**TASK DIRECTIONS:**
Locate each line containing the string "Total" and copy it out.

**THE RECORDS:**
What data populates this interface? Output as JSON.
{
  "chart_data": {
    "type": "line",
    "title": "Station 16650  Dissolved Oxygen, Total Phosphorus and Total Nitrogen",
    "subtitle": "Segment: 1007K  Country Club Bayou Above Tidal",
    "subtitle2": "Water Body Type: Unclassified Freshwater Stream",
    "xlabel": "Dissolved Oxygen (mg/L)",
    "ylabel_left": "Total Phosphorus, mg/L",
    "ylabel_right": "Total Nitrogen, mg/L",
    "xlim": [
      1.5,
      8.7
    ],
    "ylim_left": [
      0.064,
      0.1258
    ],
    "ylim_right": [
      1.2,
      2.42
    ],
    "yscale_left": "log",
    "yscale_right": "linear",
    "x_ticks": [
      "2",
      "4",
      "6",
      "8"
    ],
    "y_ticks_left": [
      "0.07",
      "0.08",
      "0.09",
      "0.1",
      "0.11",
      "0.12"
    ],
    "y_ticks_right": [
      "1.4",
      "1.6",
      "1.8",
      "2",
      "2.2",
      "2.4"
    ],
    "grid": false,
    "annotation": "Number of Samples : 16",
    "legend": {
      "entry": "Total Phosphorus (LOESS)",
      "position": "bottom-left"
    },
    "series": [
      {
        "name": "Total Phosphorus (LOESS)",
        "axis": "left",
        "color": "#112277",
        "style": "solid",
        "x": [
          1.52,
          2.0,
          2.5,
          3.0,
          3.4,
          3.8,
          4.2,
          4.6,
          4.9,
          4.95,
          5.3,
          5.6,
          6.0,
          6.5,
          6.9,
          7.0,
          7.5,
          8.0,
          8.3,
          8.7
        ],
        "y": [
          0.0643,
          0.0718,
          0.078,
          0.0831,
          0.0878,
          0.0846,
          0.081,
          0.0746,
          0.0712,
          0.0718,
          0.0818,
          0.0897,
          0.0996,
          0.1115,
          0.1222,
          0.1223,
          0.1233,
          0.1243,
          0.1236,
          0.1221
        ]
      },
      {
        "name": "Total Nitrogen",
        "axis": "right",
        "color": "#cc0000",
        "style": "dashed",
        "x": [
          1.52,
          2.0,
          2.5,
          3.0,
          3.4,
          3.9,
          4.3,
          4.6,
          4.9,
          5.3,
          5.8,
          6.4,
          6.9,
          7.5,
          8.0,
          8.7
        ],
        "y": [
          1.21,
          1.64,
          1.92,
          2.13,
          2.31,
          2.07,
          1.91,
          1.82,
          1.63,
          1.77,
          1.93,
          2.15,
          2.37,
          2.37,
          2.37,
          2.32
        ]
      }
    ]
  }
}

**CORRECT RESPONSE:**
    "title": "Station 16650  Dissolved Oxygen, Total Phosphorus and Total Nitrogen",
    "ylabel_left": "Total Phosphorus, mg/L",
    "ylabel_right": "Total Nitrogen, mg/L",
      "entry": "Total Phosphorus (LOESS)",
        "name": "Total Phosphorus (LOESS)",
        "name": "Total Nitrogen",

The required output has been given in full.